[Saved entries]
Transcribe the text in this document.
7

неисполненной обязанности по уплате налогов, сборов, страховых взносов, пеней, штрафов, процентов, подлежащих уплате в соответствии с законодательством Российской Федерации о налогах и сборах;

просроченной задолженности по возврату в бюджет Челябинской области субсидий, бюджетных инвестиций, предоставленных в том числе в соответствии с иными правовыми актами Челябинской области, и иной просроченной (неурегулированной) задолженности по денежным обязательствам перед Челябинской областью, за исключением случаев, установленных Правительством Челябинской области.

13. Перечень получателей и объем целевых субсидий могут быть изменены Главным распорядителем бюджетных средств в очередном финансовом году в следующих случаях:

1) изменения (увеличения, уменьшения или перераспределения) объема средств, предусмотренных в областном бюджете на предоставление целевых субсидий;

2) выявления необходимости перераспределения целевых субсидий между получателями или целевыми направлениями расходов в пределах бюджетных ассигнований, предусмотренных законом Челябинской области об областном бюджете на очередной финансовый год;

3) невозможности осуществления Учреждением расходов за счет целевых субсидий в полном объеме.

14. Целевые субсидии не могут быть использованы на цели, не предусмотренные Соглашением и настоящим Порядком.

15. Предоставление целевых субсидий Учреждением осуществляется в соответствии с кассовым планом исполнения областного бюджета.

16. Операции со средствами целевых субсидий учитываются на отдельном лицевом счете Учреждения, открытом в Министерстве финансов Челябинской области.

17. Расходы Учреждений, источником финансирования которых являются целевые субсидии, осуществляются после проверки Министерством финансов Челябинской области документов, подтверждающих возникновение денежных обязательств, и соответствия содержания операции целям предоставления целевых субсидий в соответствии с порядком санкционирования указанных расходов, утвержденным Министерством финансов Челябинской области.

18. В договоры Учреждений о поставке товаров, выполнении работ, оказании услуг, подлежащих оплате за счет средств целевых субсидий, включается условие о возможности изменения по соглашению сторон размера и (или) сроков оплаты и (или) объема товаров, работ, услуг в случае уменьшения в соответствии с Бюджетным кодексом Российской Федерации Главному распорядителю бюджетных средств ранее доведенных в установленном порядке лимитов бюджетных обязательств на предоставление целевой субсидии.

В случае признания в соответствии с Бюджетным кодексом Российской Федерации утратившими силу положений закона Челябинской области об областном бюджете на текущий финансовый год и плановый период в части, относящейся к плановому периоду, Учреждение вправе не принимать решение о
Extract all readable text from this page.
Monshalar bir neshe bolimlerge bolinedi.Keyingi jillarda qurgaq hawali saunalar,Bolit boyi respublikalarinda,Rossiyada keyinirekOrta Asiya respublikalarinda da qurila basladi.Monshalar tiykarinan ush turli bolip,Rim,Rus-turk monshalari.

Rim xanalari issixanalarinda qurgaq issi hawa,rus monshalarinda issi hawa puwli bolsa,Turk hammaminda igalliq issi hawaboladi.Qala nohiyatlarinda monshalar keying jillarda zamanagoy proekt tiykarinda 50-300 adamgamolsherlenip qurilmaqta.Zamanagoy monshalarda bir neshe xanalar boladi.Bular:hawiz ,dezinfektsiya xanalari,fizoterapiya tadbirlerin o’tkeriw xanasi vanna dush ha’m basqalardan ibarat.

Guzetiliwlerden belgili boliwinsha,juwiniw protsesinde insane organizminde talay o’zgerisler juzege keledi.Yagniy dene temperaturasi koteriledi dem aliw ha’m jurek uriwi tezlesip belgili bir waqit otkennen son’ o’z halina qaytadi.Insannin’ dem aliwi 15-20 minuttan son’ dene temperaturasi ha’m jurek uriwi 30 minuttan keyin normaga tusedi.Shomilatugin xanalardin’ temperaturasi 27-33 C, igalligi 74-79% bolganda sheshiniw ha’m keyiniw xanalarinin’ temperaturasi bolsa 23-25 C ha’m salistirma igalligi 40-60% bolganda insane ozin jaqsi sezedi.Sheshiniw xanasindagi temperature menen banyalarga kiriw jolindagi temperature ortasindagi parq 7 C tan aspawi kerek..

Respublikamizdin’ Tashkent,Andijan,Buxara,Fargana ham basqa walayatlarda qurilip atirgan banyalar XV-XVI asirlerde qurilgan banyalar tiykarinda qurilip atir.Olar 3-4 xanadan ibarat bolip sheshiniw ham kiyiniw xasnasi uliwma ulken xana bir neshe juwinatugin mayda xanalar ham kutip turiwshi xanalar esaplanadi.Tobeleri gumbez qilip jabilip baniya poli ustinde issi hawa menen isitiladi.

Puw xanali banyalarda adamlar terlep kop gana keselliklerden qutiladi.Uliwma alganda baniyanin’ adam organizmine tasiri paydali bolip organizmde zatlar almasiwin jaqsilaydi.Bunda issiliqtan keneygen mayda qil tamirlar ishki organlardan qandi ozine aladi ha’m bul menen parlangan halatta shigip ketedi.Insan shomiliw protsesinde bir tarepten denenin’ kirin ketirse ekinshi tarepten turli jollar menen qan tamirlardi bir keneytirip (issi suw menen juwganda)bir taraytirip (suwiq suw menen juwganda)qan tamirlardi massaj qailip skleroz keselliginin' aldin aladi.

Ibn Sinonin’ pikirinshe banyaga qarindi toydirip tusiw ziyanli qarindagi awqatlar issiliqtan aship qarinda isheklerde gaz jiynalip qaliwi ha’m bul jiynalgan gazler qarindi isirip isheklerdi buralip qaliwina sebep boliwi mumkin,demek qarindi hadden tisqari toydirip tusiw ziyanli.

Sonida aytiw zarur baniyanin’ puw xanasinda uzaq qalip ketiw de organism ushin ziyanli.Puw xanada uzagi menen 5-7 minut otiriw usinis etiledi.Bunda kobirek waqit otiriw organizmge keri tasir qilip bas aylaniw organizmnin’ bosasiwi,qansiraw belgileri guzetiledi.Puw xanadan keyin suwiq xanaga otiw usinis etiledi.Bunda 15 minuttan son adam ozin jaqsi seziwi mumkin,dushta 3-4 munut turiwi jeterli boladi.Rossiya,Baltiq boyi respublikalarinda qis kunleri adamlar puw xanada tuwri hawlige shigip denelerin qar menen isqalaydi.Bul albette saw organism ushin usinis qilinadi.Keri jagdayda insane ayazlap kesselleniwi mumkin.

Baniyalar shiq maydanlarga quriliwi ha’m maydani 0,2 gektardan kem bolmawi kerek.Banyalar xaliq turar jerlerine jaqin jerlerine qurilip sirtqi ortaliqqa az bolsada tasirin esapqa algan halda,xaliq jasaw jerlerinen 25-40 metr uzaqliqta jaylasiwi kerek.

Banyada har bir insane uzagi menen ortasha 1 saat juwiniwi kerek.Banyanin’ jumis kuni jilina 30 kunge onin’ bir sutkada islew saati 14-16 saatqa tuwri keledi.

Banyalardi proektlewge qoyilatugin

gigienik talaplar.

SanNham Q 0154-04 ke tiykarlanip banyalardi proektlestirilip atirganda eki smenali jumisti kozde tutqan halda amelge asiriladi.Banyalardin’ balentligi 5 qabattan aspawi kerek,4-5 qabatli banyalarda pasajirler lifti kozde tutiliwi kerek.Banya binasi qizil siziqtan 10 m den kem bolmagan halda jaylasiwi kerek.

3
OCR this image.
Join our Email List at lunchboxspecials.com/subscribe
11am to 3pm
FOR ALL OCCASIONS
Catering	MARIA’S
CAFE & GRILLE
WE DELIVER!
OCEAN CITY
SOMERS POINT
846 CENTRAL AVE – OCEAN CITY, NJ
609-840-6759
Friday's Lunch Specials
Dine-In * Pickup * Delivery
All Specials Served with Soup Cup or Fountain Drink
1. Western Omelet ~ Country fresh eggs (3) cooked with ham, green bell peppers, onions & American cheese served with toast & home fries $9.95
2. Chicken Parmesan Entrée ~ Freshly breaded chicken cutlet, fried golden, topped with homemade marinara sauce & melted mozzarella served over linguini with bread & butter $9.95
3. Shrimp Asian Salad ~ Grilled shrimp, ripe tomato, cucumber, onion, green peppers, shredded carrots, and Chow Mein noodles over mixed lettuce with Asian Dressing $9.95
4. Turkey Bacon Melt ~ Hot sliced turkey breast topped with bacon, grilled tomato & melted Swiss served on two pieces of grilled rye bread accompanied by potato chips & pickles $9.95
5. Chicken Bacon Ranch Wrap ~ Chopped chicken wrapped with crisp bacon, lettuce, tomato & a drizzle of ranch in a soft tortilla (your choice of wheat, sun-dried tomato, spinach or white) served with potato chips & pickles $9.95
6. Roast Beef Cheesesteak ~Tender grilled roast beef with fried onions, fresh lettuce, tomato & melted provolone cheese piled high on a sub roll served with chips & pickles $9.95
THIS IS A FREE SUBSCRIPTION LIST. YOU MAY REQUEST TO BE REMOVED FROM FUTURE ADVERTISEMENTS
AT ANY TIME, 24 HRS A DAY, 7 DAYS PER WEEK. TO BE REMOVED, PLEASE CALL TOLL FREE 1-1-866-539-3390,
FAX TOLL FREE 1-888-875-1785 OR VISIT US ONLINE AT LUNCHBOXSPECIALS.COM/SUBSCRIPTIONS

WRITTEN REQUEST:
From the records given above, copy all lines containing "FREE".

EXPECTED ANSWER:
THIS IS A FREE SUBSCRIPTION LIST. YOU MAY REQUEST TO BE REMOVED FROM FUTURE ADVERTISEMENTS
AT ANY TIME, 24 HRS A DAY, 7 DAYS PER WEEK. TO BE REMOVED, PLEASE CALL TOLL FREE 1-1-866-539-3390,
FAX TOLL FREE 1-888-875-1785 OR VISIT US ONLINE AT LUNCHBOXSPECIALS.COM/SUBSCRIPTIONS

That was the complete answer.